→ **AIM OF THE EXERCISE**: Write out the data below in full, unchanged, minus the images.

Chart and figure data:
****************

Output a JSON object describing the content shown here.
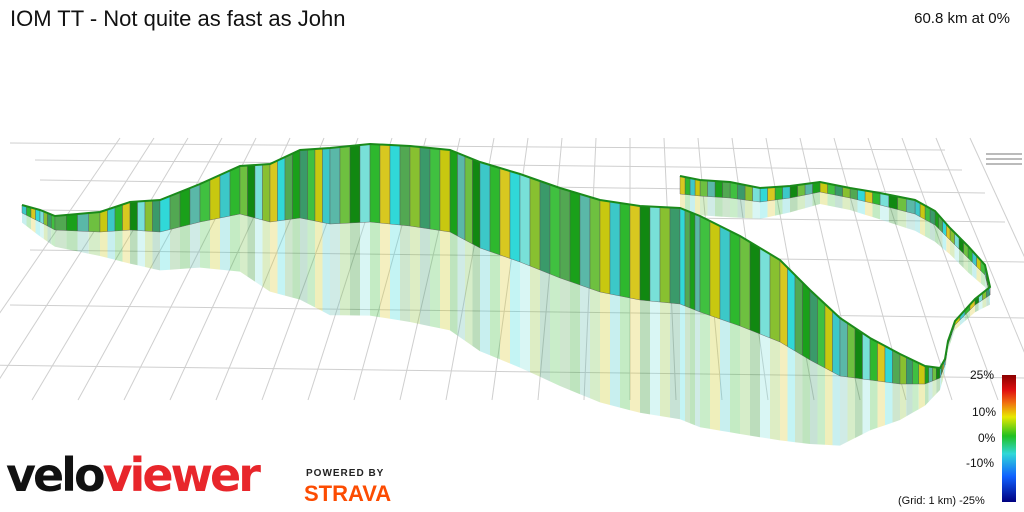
{
  "header": {
    "title": "IOM TT - Not quite as fast as John",
    "summary": "60.8 km at 0%"
  },
  "legend": {
    "labels": [
      "25%",
      "10%",
      "0%",
      "-10%",
      "-25%"
    ],
    "grid_note": "(Grid: 1 km)"
  },
  "branding": {
    "logo_part1": "velo",
    "logo_part2": "viewer",
    "powered_by": "POWERED BY",
    "strava": "STRAVA"
  },
  "colors": {
    "gradient_steep_up": "#8b0000",
    "gradient_up": "#e8e800",
    "gradient_flat": "#20c020",
    "gradient_down": "#30d8d8",
    "gradient_steep_down": "#000080",
    "logo_accent": "#e8262b",
    "strava_orange": "#fc4c02"
  }
}
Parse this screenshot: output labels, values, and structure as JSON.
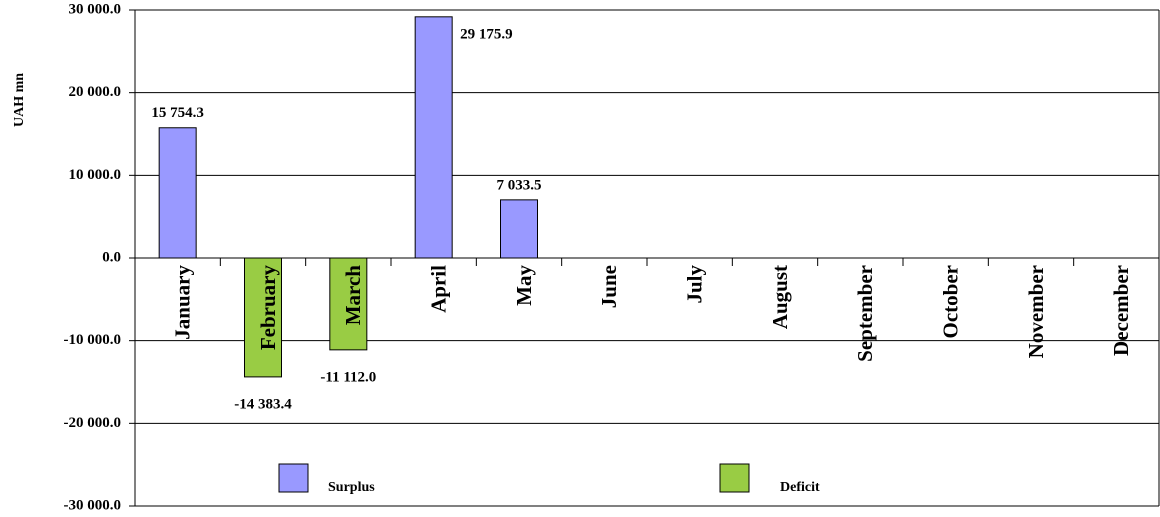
{
  "chart_data": {
    "type": "bar",
    "y_axis_label": "UAH mn",
    "categories": [
      "January",
      "February",
      "March",
      "April",
      "May",
      "June",
      "July",
      "August",
      "September",
      "October",
      "November",
      "December"
    ],
    "series": [
      {
        "name": "Surplus",
        "color": "#9999ff",
        "values": [
          15754.3,
          null,
          null,
          29175.9,
          7033.5,
          null,
          null,
          null,
          null,
          null,
          null,
          null
        ],
        "value_labels": [
          "15 754.3",
          null,
          null,
          "29 175.9",
          "7 033.5",
          null,
          null,
          null,
          null,
          null,
          null,
          null
        ]
      },
      {
        "name": "Deficit",
        "color": "#99cc44",
        "values": [
          null,
          -14383.4,
          -11112.0,
          null,
          null,
          null,
          null,
          null,
          null,
          null,
          null,
          null
        ],
        "value_labels": [
          null,
          "-14 383.4",
          "-11 112.0",
          null,
          null,
          null,
          null,
          null,
          null,
          null,
          null,
          null
        ]
      }
    ],
    "ylim": [
      -30000,
      30000
    ],
    "yticks": [
      {
        "value": -30000,
        "label": "-30 000.0"
      },
      {
        "value": -20000,
        "label": "-20 000.0"
      },
      {
        "value": -10000,
        "label": "-10 000.0"
      },
      {
        "value": 0,
        "label": "0.0"
      },
      {
        "value": 10000,
        "label": "10 000.0"
      },
      {
        "value": 20000,
        "label": "20 000.0"
      },
      {
        "value": 30000,
        "label": "30 000.0"
      }
    ],
    "grid": true,
    "legend": "bottom"
  }
}
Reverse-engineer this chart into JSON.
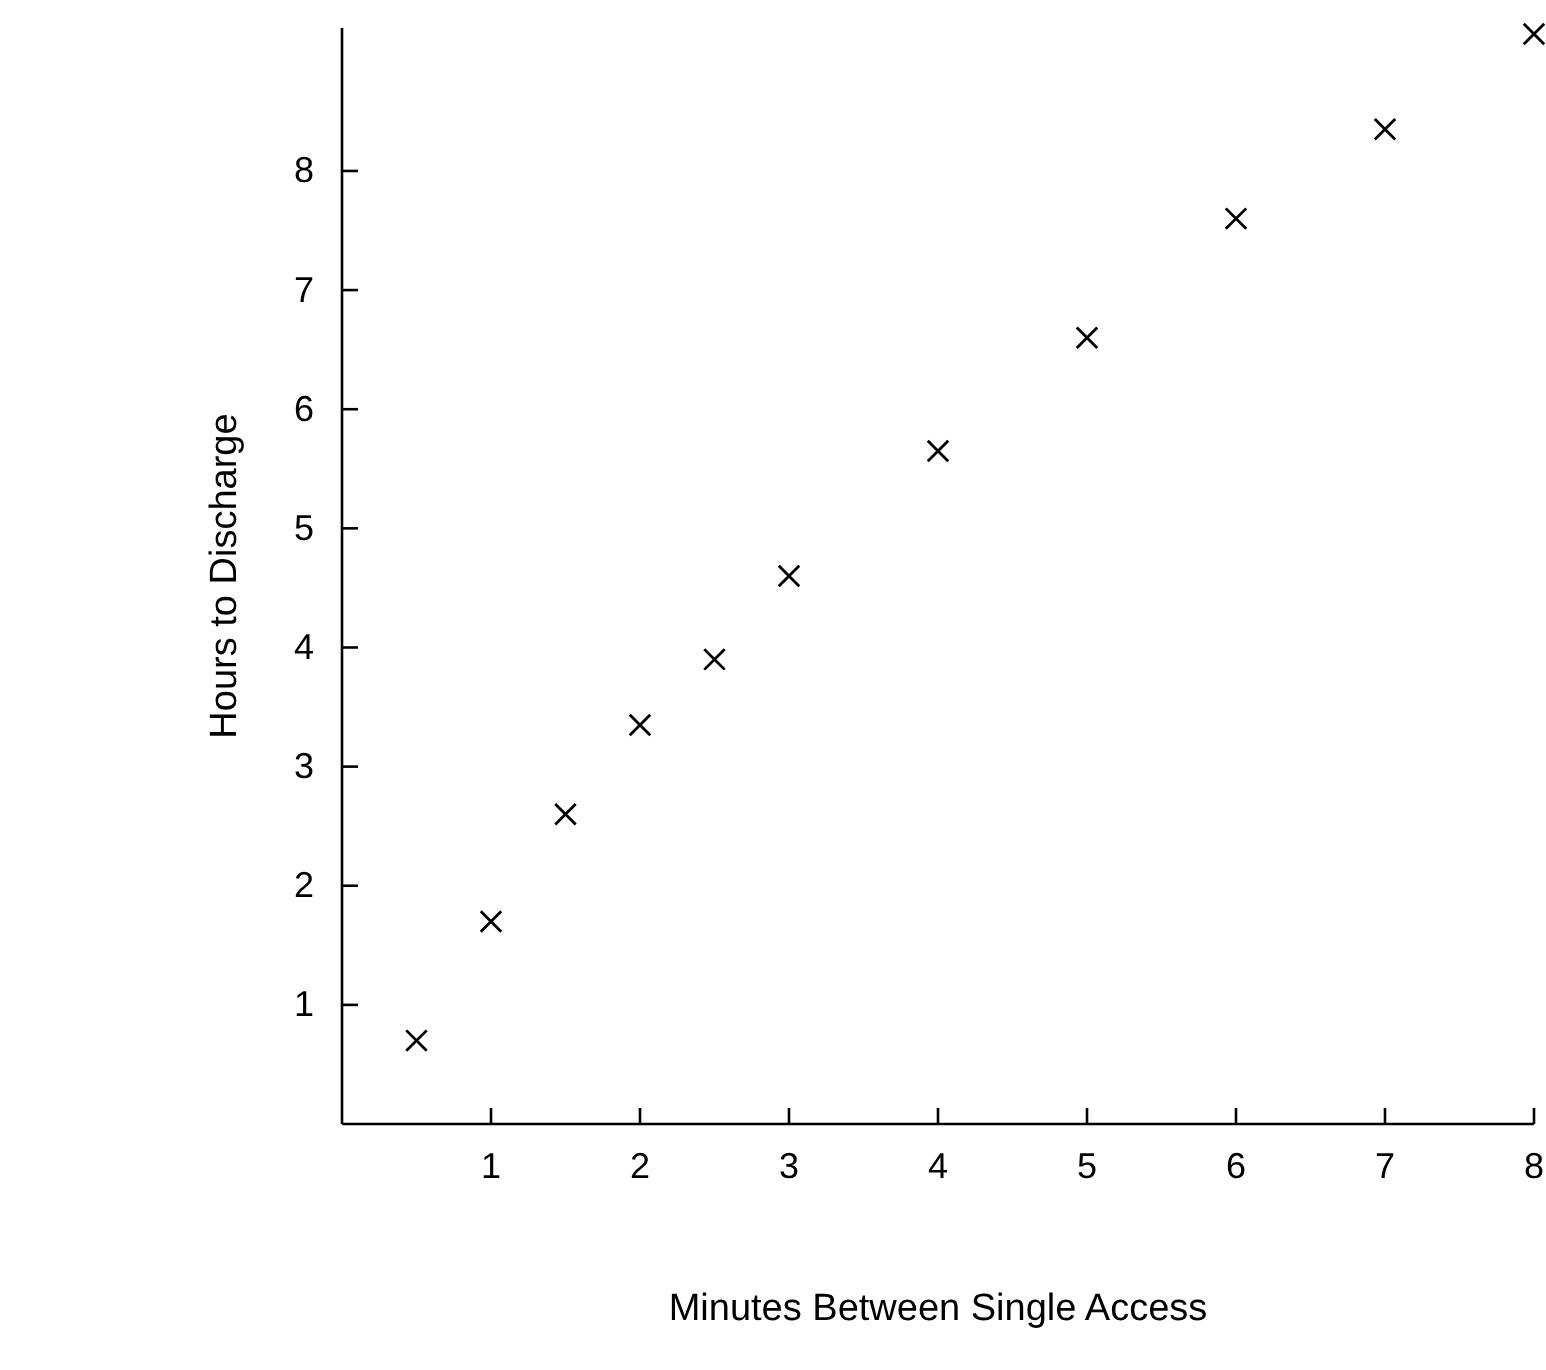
{
  "chart_data": {
    "type": "scatter",
    "xlabel": "Minutes Between Single Access",
    "ylabel": "Hours to Discharge",
    "x": [
      0.5,
      1,
      1.5,
      2,
      2.5,
      3,
      4,
      5,
      6,
      7,
      8
    ],
    "values": [
      0.7,
      1.7,
      2.6,
      3.35,
      3.9,
      4.6,
      5.65,
      6.6,
      7.6,
      8.35,
      9.15
    ],
    "color": "#000000",
    "marker": "cross",
    "grid": false,
    "xlim": [
      0,
      8
    ],
    "xticks": [
      1,
      2,
      3,
      4,
      5,
      6,
      7,
      8
    ],
    "ylim": [
      0,
      9.2
    ],
    "yticks": [
      1,
      2,
      3,
      4,
      5,
      6,
      7,
      8
    ]
  }
}
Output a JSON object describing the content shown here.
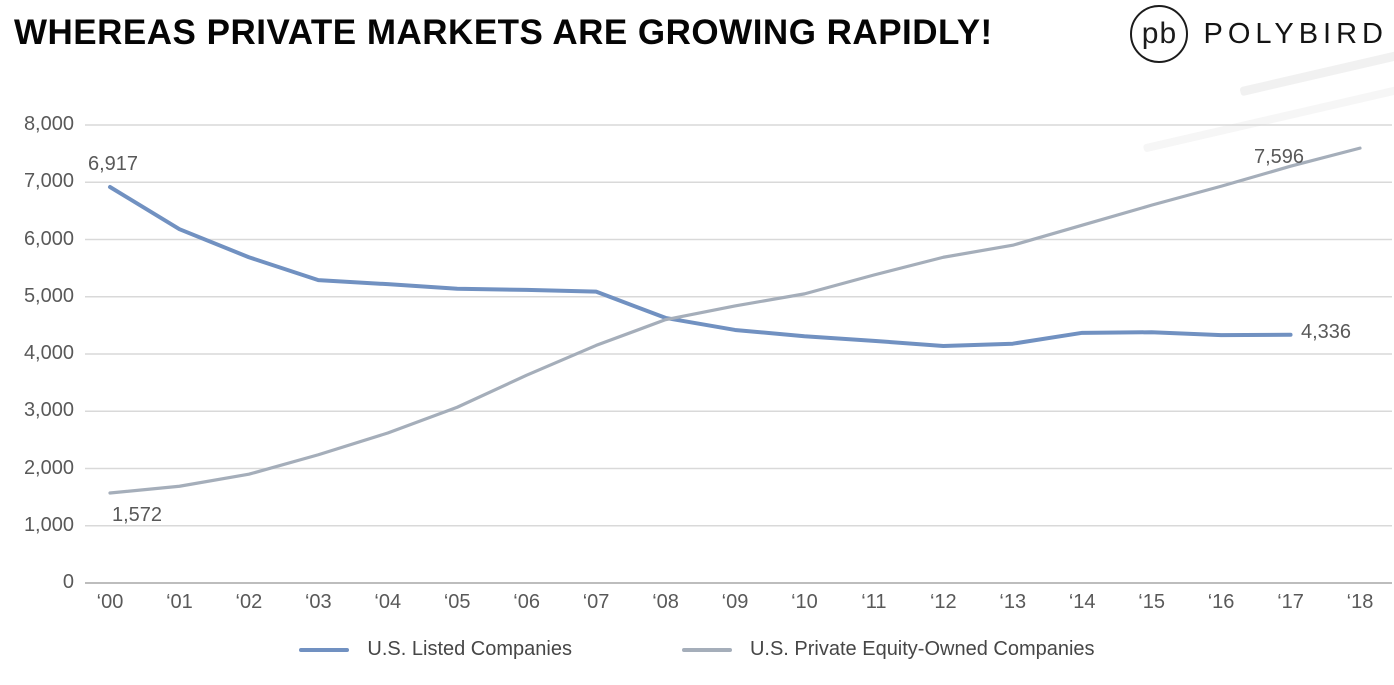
{
  "header": {
    "title": "WHEREAS PRIVATE MARKETS ARE GROWING RAPIDLY!",
    "logo": {
      "monogram": "pb",
      "wordmark": "POLYBIRD"
    }
  },
  "chart_data": {
    "type": "line",
    "title": "",
    "xlabel": "",
    "ylabel": "",
    "categories": [
      "‘00",
      "‘01",
      "‘02",
      "‘03",
      "‘04",
      "‘05",
      "‘06",
      "‘07",
      "‘08",
      "‘09",
      "‘10",
      "‘11",
      "‘12",
      "‘13",
      "‘14",
      "‘15",
      "‘16",
      "‘17",
      "‘18"
    ],
    "series": [
      {
        "name": "U.S. Listed Companies",
        "color": "#7191c1",
        "values": [
          6917,
          6180,
          5690,
          5290,
          5220,
          5140,
          5120,
          5090,
          4630,
          4420,
          4310,
          4230,
          4140,
          4180,
          4370,
          4380,
          4330,
          4336
        ]
      },
      {
        "name": "U.S. Private Equity-Owned Companies",
        "color": "#a5aeba",
        "values": [
          1572,
          1690,
          1900,
          2240,
          2620,
          3070,
          3630,
          4150,
          4600,
          4840,
          5050,
          5380,
          5690,
          5900,
          6250,
          6600,
          6930,
          7280,
          7596
        ]
      }
    ],
    "ylim": [
      0,
      8000
    ],
    "y_tick_step": 1000,
    "y_ticks": [
      "8,000",
      "7,000",
      "6,000",
      "5,000",
      "4,000",
      "3,000",
      "2,000",
      "1,000",
      "0"
    ],
    "grid": true,
    "legend_position": "bottom",
    "annotations": [
      {
        "text": "6,917",
        "value": 6917,
        "series": "U.S. Listed Companies",
        "category": "‘00"
      },
      {
        "text": "1,572",
        "value": 1572,
        "series": "U.S. Private Equity-Owned Companies",
        "category": "‘00"
      },
      {
        "text": "7,596",
        "value": 7596,
        "series": "U.S. Private Equity-Owned Companies",
        "category": "‘18"
      },
      {
        "text": "4,336",
        "value": 4336,
        "series": "U.S. Listed Companies",
        "category": "‘17"
      }
    ]
  }
}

****************

→ **ANSWER IN FULL**:
Output a JSON object describing the content shown here.
{
  "header": {
    "title": "IOM TT - Not quite as fast as John",
    "summary": "60.8 km at 0%"
  },
  "legend": {
    "labels": [
      "25%",
      "10%",
      "0%",
      "-10%",
      "-25%"
    ],
    "grid_note": "(Grid: 1 km)"
  },
  "branding": {
    "logo_part1": "velo",
    "logo_part2": "viewer",
    "powered_by": "POWERED BY",
    "strava": "STRAVA"
  },
  "colors": {
    "gradient_steep_up": "#8b0000",
    "gradient_up": "#e8e800",
    "gradient_flat": "#20c020",
    "gradient_down": "#30d8d8",
    "gradient_steep_down": "#000080",
    "logo_accent": "#e8262b",
    "strava_orange": "#fc4c02"
  }
}
Parse this screenshot: output labels, values, and structure as JSON.
{
  "chart_data": {
    "type": "bar",
    "y_axis_label": "UAH mn",
    "categories": [
      "January",
      "February",
      "March",
      "April",
      "May",
      "June",
      "July",
      "August",
      "September",
      "October",
      "November",
      "December"
    ],
    "series": [
      {
        "name": "Surplus",
        "color": "#9999ff",
        "values": [
          15754.3,
          null,
          null,
          29175.9,
          7033.5,
          null,
          null,
          null,
          null,
          null,
          null,
          null
        ],
        "value_labels": [
          "15 754.3",
          null,
          null,
          "29 175.9",
          "7 033.5",
          null,
          null,
          null,
          null,
          null,
          null,
          null
        ]
      },
      {
        "name": "Deficit",
        "color": "#99cc44",
        "values": [
          null,
          -14383.4,
          -11112.0,
          null,
          null,
          null,
          null,
          null,
          null,
          null,
          null,
          null
        ],
        "value_labels": [
          null,
          "-14 383.4",
          "-11 112.0",
          null,
          null,
          null,
          null,
          null,
          null,
          null,
          null,
          null
        ]
      }
    ],
    "ylim": [
      -30000,
      30000
    ],
    "yticks": [
      {
        "value": -30000,
        "label": "-30 000.0"
      },
      {
        "value": -20000,
        "label": "-20 000.0"
      },
      {
        "value": -10000,
        "label": "-10 000.0"
      },
      {
        "value": 0,
        "label": "0.0"
      },
      {
        "value": 10000,
        "label": "10 000.0"
      },
      {
        "value": 20000,
        "label": "20 000.0"
      },
      {
        "value": 30000,
        "label": "30 000.0"
      }
    ],
    "grid": true,
    "legend": "bottom"
  }
}
Reverse-engineer this chart into JSON.
{
  "chart_data": {
    "type": "scatter",
    "xlabel": "Minutes Between Single Access",
    "ylabel": "Hours to Discharge",
    "x": [
      0.5,
      1,
      1.5,
      2,
      2.5,
      3,
      4,
      5,
      6,
      7,
      8
    ],
    "values": [
      0.7,
      1.7,
      2.6,
      3.35,
      3.9,
      4.6,
      5.65,
      6.6,
      7.6,
      8.35,
      9.15
    ],
    "color": "#000000",
    "marker": "cross",
    "grid": false,
    "xlim": [
      0,
      8
    ],
    "xticks": [
      1,
      2,
      3,
      4,
      5,
      6,
      7,
      8
    ],
    "ylim": [
      0,
      9.2
    ],
    "yticks": [
      1,
      2,
      3,
      4,
      5,
      6,
      7,
      8
    ]
  }
}
Output a JSON object describing the content shown here.
{
  "header": {
    "title": "WHEREAS PRIVATE MARKETS ARE GROWING RAPIDLY!",
    "logo": {
      "monogram": "pb",
      "wordmark": "POLYBIRD"
    }
  },
  "chart_data": {
    "type": "line",
    "title": "",
    "xlabel": "",
    "ylabel": "",
    "categories": [
      "‘00",
      "‘01",
      "‘02",
      "‘03",
      "‘04",
      "‘05",
      "‘06",
      "‘07",
      "‘08",
      "‘09",
      "‘10",
      "‘11",
      "‘12",
      "‘13",
      "‘14",
      "‘15",
      "‘16",
      "‘17",
      "‘18"
    ],
    "series": [
      {
        "name": "U.S. Listed Companies",
        "color": "#7191c1",
        "values": [
          6917,
          6180,
          5690,
          5290,
          5220,
          5140,
          5120,
          5090,
          4630,
          4420,
          4310,
          4230,
          4140,
          4180,
          4370,
          4380,
          4330,
          4336
        ]
      },
      {
        "name": "U.S. Private Equity-Owned Companies",
        "color": "#a5aeba",
        "values": [
          1572,
          1690,
          1900,
          2240,
          2620,
          3070,
          3630,
          4150,
          4600,
          4840,
          5050,
          5380,
          5690,
          5900,
          6250,
          6600,
          6930,
          7280,
          7596
        ]
      }
    ],
    "ylim": [
      0,
      8000
    ],
    "y_tick_step": 1000,
    "y_ticks": [
      "8,000",
      "7,000",
      "6,000",
      "5,000",
      "4,000",
      "3,000",
      "2,000",
      "1,000",
      "0"
    ],
    "grid": true,
    "legend_position": "bottom",
    "annotations": [
      {
        "text": "6,917",
        "value": 6917,
        "series": "U.S. Listed Companies",
        "category": "‘00"
      },
      {
        "text": "1,572",
        "value": 1572,
        "series": "U.S. Private Equity-Owned Companies",
        "category": "‘00"
      },
      {
        "text": "7,596",
        "value": 7596,
        "series": "U.S. Private Equity-Owned Companies",
        "category": "‘18"
      },
      {
        "text": "4,336",
        "value": 4336,
        "series": "U.S. Listed Companies",
        "category": "‘17"
      }
    ]
  }
}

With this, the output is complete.